= WHAT YOU WILL DO =
Below is a block of records; repeat each one exactly.

= Extracted records =
^^^^

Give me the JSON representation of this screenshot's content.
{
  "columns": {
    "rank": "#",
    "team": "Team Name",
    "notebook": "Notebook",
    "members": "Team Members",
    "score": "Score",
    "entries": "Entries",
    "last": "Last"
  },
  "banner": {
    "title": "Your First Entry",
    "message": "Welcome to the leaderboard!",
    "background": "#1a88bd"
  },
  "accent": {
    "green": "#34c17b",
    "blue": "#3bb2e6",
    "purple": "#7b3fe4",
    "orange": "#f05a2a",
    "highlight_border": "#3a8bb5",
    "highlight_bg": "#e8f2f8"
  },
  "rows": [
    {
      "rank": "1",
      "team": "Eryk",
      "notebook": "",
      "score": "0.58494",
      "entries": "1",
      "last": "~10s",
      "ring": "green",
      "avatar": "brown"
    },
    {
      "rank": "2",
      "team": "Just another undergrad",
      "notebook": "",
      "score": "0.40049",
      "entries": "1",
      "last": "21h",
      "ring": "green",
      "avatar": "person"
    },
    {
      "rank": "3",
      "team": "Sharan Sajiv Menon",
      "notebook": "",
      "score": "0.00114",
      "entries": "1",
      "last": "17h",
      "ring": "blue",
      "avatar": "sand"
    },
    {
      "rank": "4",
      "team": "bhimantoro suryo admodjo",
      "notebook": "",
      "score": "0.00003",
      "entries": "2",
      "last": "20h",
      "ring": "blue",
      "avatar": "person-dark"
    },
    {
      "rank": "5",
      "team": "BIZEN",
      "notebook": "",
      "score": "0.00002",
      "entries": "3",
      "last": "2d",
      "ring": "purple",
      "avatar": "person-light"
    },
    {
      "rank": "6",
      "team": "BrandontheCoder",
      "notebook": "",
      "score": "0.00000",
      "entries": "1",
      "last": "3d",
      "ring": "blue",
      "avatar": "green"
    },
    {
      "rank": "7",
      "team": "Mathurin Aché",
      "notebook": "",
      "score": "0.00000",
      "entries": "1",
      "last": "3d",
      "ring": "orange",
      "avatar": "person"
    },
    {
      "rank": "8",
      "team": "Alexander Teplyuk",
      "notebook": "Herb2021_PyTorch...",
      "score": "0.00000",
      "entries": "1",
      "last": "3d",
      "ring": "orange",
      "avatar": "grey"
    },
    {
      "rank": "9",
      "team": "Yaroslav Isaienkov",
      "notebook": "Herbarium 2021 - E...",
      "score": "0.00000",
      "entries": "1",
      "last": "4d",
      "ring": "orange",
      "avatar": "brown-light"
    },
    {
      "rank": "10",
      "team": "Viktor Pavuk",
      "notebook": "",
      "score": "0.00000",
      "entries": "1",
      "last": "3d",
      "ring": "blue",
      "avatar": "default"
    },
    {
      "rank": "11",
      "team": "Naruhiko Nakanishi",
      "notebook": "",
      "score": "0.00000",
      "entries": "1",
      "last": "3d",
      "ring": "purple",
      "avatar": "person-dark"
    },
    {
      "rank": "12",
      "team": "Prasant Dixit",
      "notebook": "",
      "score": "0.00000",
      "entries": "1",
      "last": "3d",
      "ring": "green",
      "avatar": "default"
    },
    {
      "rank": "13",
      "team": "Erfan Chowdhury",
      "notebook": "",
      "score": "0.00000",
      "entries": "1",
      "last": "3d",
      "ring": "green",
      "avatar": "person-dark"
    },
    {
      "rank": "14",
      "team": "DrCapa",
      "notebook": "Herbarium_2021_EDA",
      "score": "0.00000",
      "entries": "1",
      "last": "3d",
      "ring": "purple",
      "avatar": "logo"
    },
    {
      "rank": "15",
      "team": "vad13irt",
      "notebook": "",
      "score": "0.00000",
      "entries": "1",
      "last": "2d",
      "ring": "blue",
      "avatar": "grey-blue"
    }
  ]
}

^^^^

= TASK OUTPUT =
Give me the JSON representation of this screenshot's content.
{
  "columns": {
    "rank": "#",
    "team": "Team Name",
    "notebook": "Notebook",
    "members": "Team Members",
    "score": "Score",
    "entries": "Entries",
    "last": "Last"
  },
  "banner": {
    "title": "Your First Entry",
    "message": "Welcome to the leaderboard!",
    "background": "#1a88bd"
  },
  "accent": {
    "green": "#34c17b",
    "blue": "#3bb2e6",
    "purple": "#7b3fe4",
    "orange": "#f05a2a",
    "highlight_border": "#3a8bb5",
    "highlight_bg": "#e8f2f8"
  },
  "rows": [
    {
      "rank": "1",
      "team": "Eryk",
      "notebook": "",
      "score": "0.58494",
      "entries": "1",
      "last": "~10s",
      "ring": "green",
      "avatar": "brown"
    },
    {
      "rank": "2",
      "team": "Just another undergrad",
      "notebook": "",
      "score": "0.40049",
      "entries": "1",
      "last": "21h",
      "ring": "green",
      "avatar": "person"
    },
    {
      "rank": "3",
      "team": "Sharan Sajiv Menon",
      "notebook": "",
      "score": "0.00114",
      "entries": "1",
      "last": "17h",
      "ring": "blue",
      "avatar": "sand"
    },
    {
      "rank": "4",
      "team": "bhimantoro suryo admodjo",
      "notebook": "",
      "score": "0.00003",
      "entries": "2",
      "last": "20h",
      "ring": "blue",
      "avatar": "person-dark"
    },
    {
      "rank": "5",
      "team": "BIZEN",
      "notebook": "",
      "score": "0.00002",
      "entries": "3",
      "last": "2d",
      "ring": "purple",
      "avatar": "person-light"
    },
    {
      "rank": "6",
      "team": "BrandontheCoder",
      "notebook": "",
      "score": "0.00000",
      "entries": "1",
      "last": "3d",
      "ring": "blue",
      "avatar": "green"
    },
    {
      "rank": "7",
      "team": "Mathurin Aché",
      "notebook": "",
      "score": "0.00000",
      "entries": "1",
      "last": "3d",
      "ring": "orange",
      "avatar": "person"
    },
    {
      "rank": "8",
      "team": "Alexander Teplyuk",
      "notebook": "Herb2021_PyTorch...",
      "score": "0.00000",
      "entries": "1",
      "last": "3d",
      "ring": "orange",
      "avatar": "grey"
    },
    {
      "rank": "9",
      "team": "Yaroslav Isaienkov",
      "notebook": "Herbarium 2021 - E...",
      "score": "0.00000",
      "entries": "1",
      "last": "4d",
      "ring": "orange",
      "avatar": "brown-light"
    },
    {
      "rank": "10",
      "team": "Viktor Pavuk",
      "notebook": "",
      "score": "0.00000",
      "entries": "1",
      "last": "3d",
      "ring": "blue",
      "avatar": "default"
    },
    {
      "rank": "11",
      "team": "Naruhiko Nakanishi",
      "notebook": "",
      "score": "0.00000",
      "entries": "1",
      "last": "3d",
      "ring": "purple",
      "avatar": "person-dark"
    },
    {
      "rank": "12",
      "team": "Prasant Dixit",
      "notebook": "",
      "score": "0.00000",
      "entries": "1",
      "last": "3d",
      "ring": "green",
      "avatar": "default"
    },
    {
      "rank": "13",
      "team": "Erfan Chowdhury",
      "notebook": "",
      "score": "0.00000",
      "entries": "1",
      "last": "3d",
      "ring": "green",
      "avatar": "person-dark"
    },
    {
      "rank": "14",
      "team": "DrCapa",
      "notebook": "Herbarium_2021_EDA",
      "score": "0.00000",
      "entries": "1",
      "last": "3d",
      "ring": "purple",
      "avatar": "logo"
    },
    {
      "rank": "15",
      "team": "vad13irt",
      "notebook": "",
      "score": "0.00000",
      "entries": "1",
      "last": "2d",
      "ring": "blue",
      "avatar": "grey-blue"
    }
  ]
}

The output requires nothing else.